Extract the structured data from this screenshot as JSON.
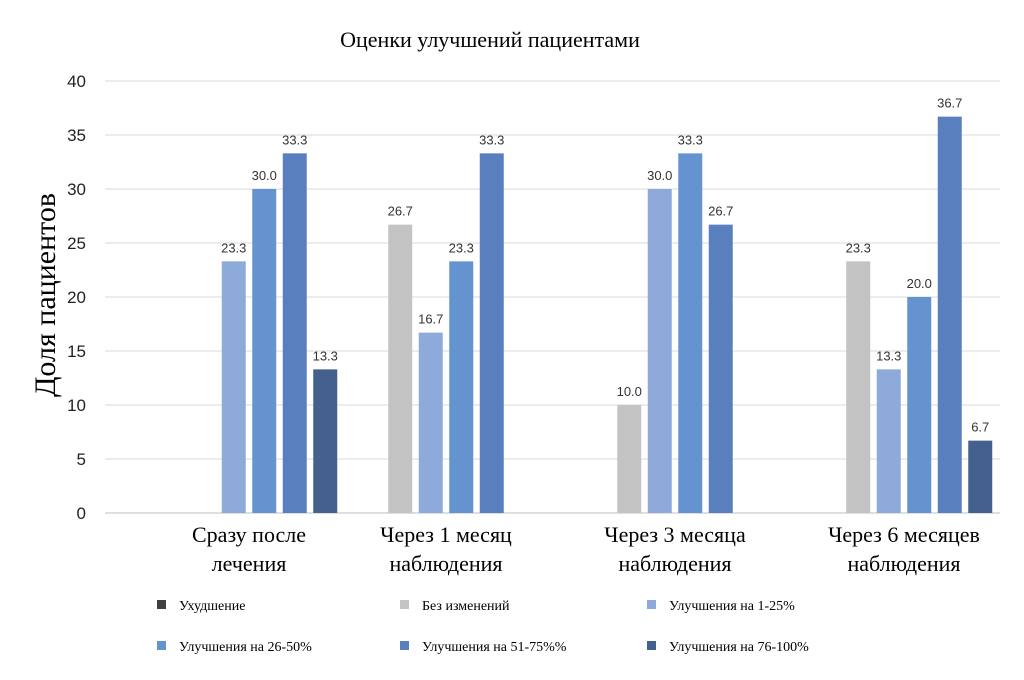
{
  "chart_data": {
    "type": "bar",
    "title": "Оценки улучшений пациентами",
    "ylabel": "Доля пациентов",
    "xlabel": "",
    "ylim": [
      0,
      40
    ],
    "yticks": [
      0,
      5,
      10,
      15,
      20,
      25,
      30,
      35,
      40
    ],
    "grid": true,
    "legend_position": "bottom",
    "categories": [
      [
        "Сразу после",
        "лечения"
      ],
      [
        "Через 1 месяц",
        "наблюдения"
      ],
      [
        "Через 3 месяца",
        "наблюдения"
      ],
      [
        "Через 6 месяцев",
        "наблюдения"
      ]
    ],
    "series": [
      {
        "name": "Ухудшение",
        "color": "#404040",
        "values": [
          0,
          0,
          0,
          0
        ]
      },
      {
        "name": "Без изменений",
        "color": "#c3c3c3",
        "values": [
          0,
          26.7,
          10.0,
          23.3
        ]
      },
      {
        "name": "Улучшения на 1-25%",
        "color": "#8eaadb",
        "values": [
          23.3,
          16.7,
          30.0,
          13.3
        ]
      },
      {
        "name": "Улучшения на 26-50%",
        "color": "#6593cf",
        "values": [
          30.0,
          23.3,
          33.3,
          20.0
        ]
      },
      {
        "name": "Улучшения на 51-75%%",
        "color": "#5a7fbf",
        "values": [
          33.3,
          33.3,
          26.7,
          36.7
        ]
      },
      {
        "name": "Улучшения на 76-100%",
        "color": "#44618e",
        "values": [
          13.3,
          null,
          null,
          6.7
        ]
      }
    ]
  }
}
◆ ◆ ◆ ◆
▶ _Exercise directions_: Reproduce the records verbatim, omitting all images they contain.

▶ _Answer to the exercise_:
Extract the structured data from this screenshot as JSON.
{
  "chart_data": {
    "type": "bar",
    "title": "Оценки улучшений пациентами",
    "ylabel": "Доля пациентов",
    "xlabel": "",
    "ylim": [
      0,
      40
    ],
    "yticks": [
      0,
      5,
      10,
      15,
      20,
      25,
      30,
      35,
      40
    ],
    "grid": true,
    "legend_position": "bottom",
    "categories": [
      [
        "Сразу после",
        "лечения"
      ],
      [
        "Через 1 месяц",
        "наблюдения"
      ],
      [
        "Через 3 месяца",
        "наблюдения"
      ],
      [
        "Через 6 месяцев",
        "наблюдения"
      ]
    ],
    "series": [
      {
        "name": "Ухудшение",
        "color": "#404040",
        "values": [
          0,
          0,
          0,
          0
        ]
      },
      {
        "name": "Без изменений",
        "color": "#c3c3c3",
        "values": [
          0,
          26.7,
          10.0,
          23.3
        ]
      },
      {
        "name": "Улучшения на 1-25%",
        "color": "#8eaadb",
        "values": [
          23.3,
          16.7,
          30.0,
          13.3
        ]
      },
      {
        "name": "Улучшения на 26-50%",
        "color": "#6593cf",
        "values": [
          30.0,
          23.3,
          33.3,
          20.0
        ]
      },
      {
        "name": "Улучшения на 51-75%%",
        "color": "#5a7fbf",
        "values": [
          33.3,
          33.3,
          26.7,
          36.7
        ]
      },
      {
        "name": "Улучшения на 76-100%",
        "color": "#44618e",
        "values": [
          13.3,
          null,
          null,
          6.7
        ]
      }
    ]
  }
}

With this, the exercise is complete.